# GIVEN PROBLEM
From the listing below, pull out all lines with "swojego" in them.
— Start SUPPLIED DATA —
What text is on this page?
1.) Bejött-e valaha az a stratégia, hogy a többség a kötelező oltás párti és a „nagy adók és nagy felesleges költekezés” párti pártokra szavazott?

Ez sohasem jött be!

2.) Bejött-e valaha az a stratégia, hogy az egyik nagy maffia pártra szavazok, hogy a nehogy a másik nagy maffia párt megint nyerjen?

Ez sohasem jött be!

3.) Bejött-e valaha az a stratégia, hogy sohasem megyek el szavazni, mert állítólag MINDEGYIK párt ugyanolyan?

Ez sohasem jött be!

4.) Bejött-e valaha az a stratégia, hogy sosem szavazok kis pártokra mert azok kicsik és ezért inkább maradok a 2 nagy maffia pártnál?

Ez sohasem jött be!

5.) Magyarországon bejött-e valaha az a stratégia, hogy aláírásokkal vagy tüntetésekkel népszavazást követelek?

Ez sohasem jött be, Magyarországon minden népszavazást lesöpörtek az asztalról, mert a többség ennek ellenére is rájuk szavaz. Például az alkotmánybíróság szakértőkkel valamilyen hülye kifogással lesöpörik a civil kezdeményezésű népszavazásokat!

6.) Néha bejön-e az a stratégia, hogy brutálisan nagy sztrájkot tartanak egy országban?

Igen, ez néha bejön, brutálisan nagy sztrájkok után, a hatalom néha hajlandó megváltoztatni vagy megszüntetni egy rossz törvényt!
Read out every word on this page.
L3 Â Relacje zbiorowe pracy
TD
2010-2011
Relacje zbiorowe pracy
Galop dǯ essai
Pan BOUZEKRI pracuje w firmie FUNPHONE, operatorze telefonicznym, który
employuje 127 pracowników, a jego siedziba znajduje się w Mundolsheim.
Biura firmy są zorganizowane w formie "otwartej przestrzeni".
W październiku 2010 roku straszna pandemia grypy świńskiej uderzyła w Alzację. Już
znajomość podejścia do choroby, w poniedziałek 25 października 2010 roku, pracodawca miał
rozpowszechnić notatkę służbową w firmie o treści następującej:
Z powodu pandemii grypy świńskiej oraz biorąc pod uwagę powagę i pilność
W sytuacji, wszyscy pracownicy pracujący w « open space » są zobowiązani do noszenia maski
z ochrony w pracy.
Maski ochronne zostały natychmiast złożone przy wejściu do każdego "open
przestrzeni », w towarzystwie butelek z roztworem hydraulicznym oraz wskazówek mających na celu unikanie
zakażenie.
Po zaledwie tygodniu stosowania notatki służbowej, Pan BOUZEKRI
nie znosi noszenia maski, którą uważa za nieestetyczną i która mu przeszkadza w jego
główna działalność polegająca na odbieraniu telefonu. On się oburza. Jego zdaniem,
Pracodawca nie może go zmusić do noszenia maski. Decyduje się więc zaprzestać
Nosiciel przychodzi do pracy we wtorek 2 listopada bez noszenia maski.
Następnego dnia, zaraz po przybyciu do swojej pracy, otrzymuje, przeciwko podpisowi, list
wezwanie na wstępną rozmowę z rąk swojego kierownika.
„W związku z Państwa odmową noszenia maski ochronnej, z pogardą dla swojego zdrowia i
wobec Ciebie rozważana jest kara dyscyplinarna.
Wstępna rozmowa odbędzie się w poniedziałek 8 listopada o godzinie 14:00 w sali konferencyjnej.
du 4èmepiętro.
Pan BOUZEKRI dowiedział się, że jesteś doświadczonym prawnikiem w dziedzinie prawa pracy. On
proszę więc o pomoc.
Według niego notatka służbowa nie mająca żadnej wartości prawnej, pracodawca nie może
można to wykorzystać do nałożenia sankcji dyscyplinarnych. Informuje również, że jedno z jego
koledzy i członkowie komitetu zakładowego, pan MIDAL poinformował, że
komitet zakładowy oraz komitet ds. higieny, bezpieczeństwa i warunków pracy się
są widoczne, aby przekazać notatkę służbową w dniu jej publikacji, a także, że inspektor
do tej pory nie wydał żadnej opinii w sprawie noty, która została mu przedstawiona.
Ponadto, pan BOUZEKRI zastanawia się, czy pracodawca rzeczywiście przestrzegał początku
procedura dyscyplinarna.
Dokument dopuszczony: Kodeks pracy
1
— End SUPPLIED DATA —
# WRITTEN RESPONSE
wezwanie na wstępną rozmowę z rąk swojego kierownika.
„W związku z Państwa odmową noszenia maski ochronnej, z pogardą dla swojego zdrowia i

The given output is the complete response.